### WHAT THE EXERCISE ASKS:
Each line containing the word "Centro" must be collected.

##### ITEMS #####

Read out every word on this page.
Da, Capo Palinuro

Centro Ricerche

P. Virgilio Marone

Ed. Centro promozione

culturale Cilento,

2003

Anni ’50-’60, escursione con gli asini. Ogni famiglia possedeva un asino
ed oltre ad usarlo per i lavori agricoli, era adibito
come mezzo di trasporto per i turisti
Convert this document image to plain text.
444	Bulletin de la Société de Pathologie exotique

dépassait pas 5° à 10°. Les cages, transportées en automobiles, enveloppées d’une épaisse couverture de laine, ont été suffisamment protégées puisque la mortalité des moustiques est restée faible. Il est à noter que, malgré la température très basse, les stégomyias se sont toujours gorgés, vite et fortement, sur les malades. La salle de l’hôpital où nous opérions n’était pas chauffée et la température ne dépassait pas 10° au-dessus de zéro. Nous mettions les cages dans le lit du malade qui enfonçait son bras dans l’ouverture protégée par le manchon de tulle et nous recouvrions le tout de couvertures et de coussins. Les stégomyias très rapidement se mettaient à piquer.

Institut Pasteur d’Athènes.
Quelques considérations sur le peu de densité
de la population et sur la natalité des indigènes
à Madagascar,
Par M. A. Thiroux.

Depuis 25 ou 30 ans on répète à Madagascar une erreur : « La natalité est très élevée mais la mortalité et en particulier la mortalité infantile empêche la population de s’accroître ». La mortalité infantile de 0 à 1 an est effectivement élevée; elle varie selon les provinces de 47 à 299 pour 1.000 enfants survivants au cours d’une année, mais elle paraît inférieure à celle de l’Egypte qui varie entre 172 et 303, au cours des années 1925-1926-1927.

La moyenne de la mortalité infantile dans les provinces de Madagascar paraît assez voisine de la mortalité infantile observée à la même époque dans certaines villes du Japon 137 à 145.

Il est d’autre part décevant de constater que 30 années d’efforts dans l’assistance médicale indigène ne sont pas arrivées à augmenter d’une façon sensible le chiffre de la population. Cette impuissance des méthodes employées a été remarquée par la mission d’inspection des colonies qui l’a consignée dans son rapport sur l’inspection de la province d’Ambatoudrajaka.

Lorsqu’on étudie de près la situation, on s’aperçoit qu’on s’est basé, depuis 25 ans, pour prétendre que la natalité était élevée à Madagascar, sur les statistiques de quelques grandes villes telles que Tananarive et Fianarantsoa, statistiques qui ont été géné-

#####

### FULL ANSWER:
Centro Ricerche
Ed. Centro promozione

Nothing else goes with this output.